*EXERCISE OBJECTIVE*:
Convert each of the following entries into a JSON list of strings, with one string per line and blank lines omitted.

┄┄┄┄┄┄┄┄┄┄┄┄┄┄┄┄┄┄┄┄

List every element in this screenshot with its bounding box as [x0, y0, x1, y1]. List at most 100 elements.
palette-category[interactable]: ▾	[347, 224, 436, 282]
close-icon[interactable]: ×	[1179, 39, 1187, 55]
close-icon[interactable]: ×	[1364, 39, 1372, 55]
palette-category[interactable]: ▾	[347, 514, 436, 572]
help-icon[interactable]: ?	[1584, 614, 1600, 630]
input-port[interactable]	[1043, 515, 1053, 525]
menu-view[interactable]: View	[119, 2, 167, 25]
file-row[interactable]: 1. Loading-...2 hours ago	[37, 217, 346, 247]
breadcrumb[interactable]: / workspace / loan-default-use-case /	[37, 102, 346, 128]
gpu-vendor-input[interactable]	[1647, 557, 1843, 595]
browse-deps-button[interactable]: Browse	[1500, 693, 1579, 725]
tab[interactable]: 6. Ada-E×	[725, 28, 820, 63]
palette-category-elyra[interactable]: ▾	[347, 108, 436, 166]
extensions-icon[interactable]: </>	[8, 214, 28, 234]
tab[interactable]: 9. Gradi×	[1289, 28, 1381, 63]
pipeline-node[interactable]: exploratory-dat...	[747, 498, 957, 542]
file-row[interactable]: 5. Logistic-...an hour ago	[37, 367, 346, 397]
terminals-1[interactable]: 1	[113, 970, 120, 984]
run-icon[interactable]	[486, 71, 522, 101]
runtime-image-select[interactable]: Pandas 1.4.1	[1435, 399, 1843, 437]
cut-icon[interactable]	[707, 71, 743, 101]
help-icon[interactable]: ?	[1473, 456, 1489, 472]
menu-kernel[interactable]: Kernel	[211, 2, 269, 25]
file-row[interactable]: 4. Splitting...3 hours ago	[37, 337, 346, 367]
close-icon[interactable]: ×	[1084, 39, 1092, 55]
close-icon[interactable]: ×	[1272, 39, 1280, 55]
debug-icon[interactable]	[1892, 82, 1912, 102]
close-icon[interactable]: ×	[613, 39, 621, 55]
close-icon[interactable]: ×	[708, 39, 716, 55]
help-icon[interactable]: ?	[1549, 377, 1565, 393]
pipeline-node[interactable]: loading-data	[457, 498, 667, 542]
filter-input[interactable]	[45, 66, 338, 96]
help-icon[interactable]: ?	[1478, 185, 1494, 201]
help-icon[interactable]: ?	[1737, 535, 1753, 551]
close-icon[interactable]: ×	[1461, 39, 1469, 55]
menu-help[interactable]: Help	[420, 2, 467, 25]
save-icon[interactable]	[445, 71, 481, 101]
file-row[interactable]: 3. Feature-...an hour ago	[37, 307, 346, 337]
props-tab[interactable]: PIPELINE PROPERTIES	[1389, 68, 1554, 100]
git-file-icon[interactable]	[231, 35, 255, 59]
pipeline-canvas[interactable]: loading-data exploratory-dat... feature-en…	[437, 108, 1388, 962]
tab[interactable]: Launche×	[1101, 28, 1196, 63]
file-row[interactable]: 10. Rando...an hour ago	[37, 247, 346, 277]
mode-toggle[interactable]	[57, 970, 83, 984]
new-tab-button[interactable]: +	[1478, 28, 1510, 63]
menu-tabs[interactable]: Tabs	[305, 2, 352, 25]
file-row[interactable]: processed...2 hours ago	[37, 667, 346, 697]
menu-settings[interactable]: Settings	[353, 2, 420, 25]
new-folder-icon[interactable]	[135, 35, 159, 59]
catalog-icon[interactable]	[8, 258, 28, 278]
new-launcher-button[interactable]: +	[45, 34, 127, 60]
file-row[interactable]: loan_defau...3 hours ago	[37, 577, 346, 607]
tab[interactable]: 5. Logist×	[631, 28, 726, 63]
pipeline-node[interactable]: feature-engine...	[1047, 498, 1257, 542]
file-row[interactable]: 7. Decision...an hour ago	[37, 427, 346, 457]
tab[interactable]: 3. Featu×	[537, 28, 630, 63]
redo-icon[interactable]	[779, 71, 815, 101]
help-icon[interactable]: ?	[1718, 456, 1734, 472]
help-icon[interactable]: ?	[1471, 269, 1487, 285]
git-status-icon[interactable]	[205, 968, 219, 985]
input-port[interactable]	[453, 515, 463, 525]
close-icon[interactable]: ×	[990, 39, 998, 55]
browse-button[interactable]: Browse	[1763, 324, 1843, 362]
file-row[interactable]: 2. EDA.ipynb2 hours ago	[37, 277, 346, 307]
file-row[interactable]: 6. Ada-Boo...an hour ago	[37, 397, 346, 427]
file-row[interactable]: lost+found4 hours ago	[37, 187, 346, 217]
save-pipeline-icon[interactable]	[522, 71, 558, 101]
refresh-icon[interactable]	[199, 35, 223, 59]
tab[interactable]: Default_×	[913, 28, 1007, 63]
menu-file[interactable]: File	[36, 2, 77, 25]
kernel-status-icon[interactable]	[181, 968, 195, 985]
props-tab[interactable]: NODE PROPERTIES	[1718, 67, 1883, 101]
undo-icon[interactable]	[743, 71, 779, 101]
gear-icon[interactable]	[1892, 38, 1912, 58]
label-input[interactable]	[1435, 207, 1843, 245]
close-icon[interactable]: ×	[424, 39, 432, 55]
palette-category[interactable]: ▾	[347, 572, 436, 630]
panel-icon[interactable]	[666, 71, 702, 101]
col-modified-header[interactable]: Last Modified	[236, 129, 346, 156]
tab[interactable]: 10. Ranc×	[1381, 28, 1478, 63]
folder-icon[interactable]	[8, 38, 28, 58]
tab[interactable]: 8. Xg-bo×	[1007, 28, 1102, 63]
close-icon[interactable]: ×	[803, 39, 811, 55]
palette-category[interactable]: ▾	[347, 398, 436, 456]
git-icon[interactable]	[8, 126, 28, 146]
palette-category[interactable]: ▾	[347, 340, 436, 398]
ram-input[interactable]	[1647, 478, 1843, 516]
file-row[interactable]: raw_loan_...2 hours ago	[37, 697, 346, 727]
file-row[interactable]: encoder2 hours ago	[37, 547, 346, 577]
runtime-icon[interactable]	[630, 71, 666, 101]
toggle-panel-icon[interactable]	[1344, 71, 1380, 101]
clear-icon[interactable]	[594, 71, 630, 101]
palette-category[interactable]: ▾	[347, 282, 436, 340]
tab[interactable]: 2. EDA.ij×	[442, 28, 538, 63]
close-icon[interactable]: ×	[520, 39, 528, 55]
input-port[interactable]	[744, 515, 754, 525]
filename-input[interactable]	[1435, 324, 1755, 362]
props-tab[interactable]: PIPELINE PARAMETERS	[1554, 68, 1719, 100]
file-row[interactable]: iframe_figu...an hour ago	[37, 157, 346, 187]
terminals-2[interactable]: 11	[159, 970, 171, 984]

┄┄┄┄┄┄┄┄┄┄┄┄┄┄┄┄┄┄┄┄

*EXPECTED ANSWER*:
[
  "List every element in this screenshot with its bounding box as [x0, y0, x1, y1]. List at most 100 elements.",
  "palette-category[interactable]: ▾\t[347, 224, 436, 282]",
  "close-icon[interactable]: ×\t[1179, 39, 1187, 55]",
  "close-icon[interactable]: ×\t[1364, 39, 1372, 55]",
  "palette-category[interactable]: ▾\t[347, 514, 436, 572]",
  "help-icon[interactable]: ?\t[1584, 614, 1600, 630]",
  "input-port[interactable]\t[1043, 515, 1053, 525]",
  "menu-view[interactable]: View\t[119, 2, 167, 25]",
  "file-row[interactable]: 1. Loading-...2 hours ago\t[37, 217, 346, 247]",
  "breadcrumb[interactable]: / workspace / loan-default-use-case /\t[37, 102, 346, 128]",
  "gpu-vendor-input[interactable]\t[1647, 557, 1843, 595]",
  "browse-deps-button[interactable]: Browse\t[1500, 693, 1579, 725]",
  "tab[interactable]: 6. Ada-E×\t[725, 28, 820, 63]",
  "palette-category-elyra[interactable]: ▾\t[347, 108, 436, 166]",
  "extensions-icon[interactable]: </>\t[8, 214, 28, 234]",
  "tab[interactable]: 9. Gradi×\t[1289, 28, 1381, 63]",
  "pipeline-node[interactable]: exploratory-dat...\t[747, 498, 957, 542]",
  "file-row[interactable]: 5. Logistic-...an hour ago\t[37, 367, 346, 397]",
  "terminals-1[interactable]: 1\t[113, 970, 120, 984]",
  "run-icon[interactable]\t[486, 71, 522, 101]",
  "runtime-image-select[interactable]: Pandas 1.4.1\t[1435, 399, 1843, 437]",
  "cut-icon[interactable]\t[707, 71, 743, 101]",
  "help-icon[interactable]: ?\t[1473, 456, 1489, 472]",
  "menu-kernel[interactable]: Kernel\t[211, 2, 269, 25]",
  "file-row[interactable]: 4. Splitting...3 hours ago\t[37, 337, 346, 367]",
  "close-icon[interactable]: ×\t[1084, 39, 1092, 55]",
  "close-icon[interactable]: ×\t[1272, 39, 1280, 55]",
  "debug-icon[interactable]\t[1892, 82, 1912, 102]",
  "close-icon[interactable]: ×\t[613, 39, 621, 55]",
  "close-icon[interactable]: ×\t[708, 39, 716, 55]",
  "help-icon[interactable]: ?\t[1549, 377, 1565, 393]",
  "pipeline-node[interactable]: loading-data\t[457, 498, 667, 542]",
  "filter-input[interactable]\t[45, 66, 338, 96]",
  "help-icon[interactable]: ?\t[1478, 185, 1494, 201]",
  "help-icon[interactable]: ?\t[1737, 535, 1753, 551]",
  "close-icon[interactable]: ×\t[1461, 39, 1469, 55]",
  "menu-help[interactable]: Help\t[420, 2, 467, 25]",
  "save-icon[interactable]\t[445, 71, 481, 101]",
  "file-row[interactable]: 3. Feature-...an hour ago\t[37, 307, 346, 337]",
  "props-tab[interactable]: PIPELINE PROPERTIES\t[1389, 68, 1554, 100]",
  "git-file-icon[interactable]\t[231, 35, 255, 59]",
  "pipeline-canvas[interactable]: loading-data exploratory-dat... feature-en…\t[437, 108, 1388, 962]",
  "tab[interactable]: Launche×\t[1101, 28, 1196, 63]",
  "file-row[interactable]: 10. Rando...an hour ago\t[37, 247, 346, 277]",
  "mode-toggle[interactable]\t[57, 970, 83, 984]",
  "new-tab-button[interactable]: +\t[1478, 28, 1510, 63]",
  "menu-tabs[interactable]: Tabs\t[305, 2, 352, 25]",
  "file-row[interactable]: processed...2 hours ago\t[37, 667, 346, 697]",
  "menu-settings[interactable]: Settings\t[353, 2, 420, 25]",
  "new-folder-icon[interactable]\t[135, 35, 159, 59]",
  "catalog-icon[interactable]\t[8, 258, 28, 278]",
  "new-launcher-button[interactable]: +\t[45, 34, 127, 60]",
  "file-row[interactable]: loan_defau...3 hours ago\t[37, 577, 346, 607]",
  "tab[interactable]: 5. Logist×\t[631, 28, 726, 63]",
  "pipeline-node[interactable]: feature-engine...\t[1047, 498, 1257, 542]",
  "file-row[interactable]: 7. Decision...an hour ago\t[37, 427, 346, 457]",
  "tab[interactable]: 3. Featu×\t[537, 28, 630, 63]",
  "redo-icon[interactable]\t[779, 71, 815, 101]",
  "help-icon[interactable]: ?\t[1718, 456, 1734, 472]",
  "help-icon[interactable]: ?\t[1471, 269, 1487, 285]",
  "git-status-icon[interactable]\t[205, 968, 219, 985]",
  "input-port[interactable]\t[453, 515, 463, 525]",
  "close-icon[interactable]: ×\t[990, 39, 998, 55]",
  "browse-button[interactable]: Browse\t[1763, 324, 1843, 362]",
  "file-row[interactable]: 2. EDA.ipynb2 hours ago\t[37, 277, 346, 307]",
  "file-row[interactable]: 6. Ada-Boo...an hour ago\t[37, 397, 346, 427]",
  "file-row[interactable]: lost+found4 hours ago\t[37, 187, 346, 217]",
  "save-pipeline-icon[interactable]\t[522, 71, 558, 101]",
  "refresh-icon[interactable]\t[199, 35, 223, 59]",
  "tab[interactable]: Default_×\t[913, 28, 1007, 63]",
  "menu-file[interactable]: File\t[36, 2, 77, 25]",
  "kernel-status-icon[interactable]\t[181, 968, 195, 985]",
  "props-tab[interactable]: NODE PROPERTIES\t[1718, 67, 1883, 101]",
  "undo-icon[interactable]\t[743, 71, 779, 101]",
  "gear-icon[interactable]\t[1892, 38, 1912, 58]",
  "label-input[interactable]\t[1435, 207, 1843, 245]",
  "close-icon[interactable]: ×\t[424, 39, 432, 55]",
  "palette-category[interactable]: ▾\t[347, 572, 436, 630]",
  "panel-icon[interactable]\t[666, 71, 702, 101]",
  "col-modified-header[interactable]: Last Modified\t[236, 129, 346, 156]",
  "tab[interactable]: 10. Ranc×\t[1381, 28, 1478, 63]",
  "folder-icon[interactable]\t[8, 38, 28, 58]",
  "tab[interactable]: 8. Xg-bo×\t[1007, 28, 1102, 63]",
  "close-icon[interactable]: ×\t[803, 39, 811, 55]",
  "palette-category[interactable]: ▾\t[347, 398, 436, 456]",
  "git-icon[interactable]\t[8, 126, 28, 146]",
  "palette-category[interactable]: ▾\t[347, 340, 436, 398]",
  "ram-input[interactable]\t[1647, 478, 1843, 516]",
  "file-row[interactable]: raw_loan_...2 hours ago\t[37, 697, 346, 727]",
  "file-row[interactable]: encoder2 hours ago\t[37, 547, 346, 577]",
  "runtime-icon[interactable]\t[630, 71, 666, 101]",
  "toggle-panel-icon[interactable]\t[1344, 71, 1380, 101]",
  "clear-icon[interactable]\t[594, 71, 630, 101]",
  "palette-category[interactable]: ▾\t[347, 282, 436, 340]",
  "tab[interactable]: 2. EDA.ij×\t[442, 28, 538, 63]",
  "close-icon[interactable]: ×\t[520, 39, 528, 55]",
  "input-port[interactable]\t[744, 515, 754, 525]",
  "filename-input[interactable]\t[1435, 324, 1755, 362]",
  "props-tab[interactable]: PIPELINE PARAMETERS\t[1554, 68, 1719, 100]",
  "file-row[interactable]: iframe_figu...an hour ago\t[37, 157, 346, 187]",
  "terminals-2[interactable]: 11\t[159, 970, 171, 984]"
]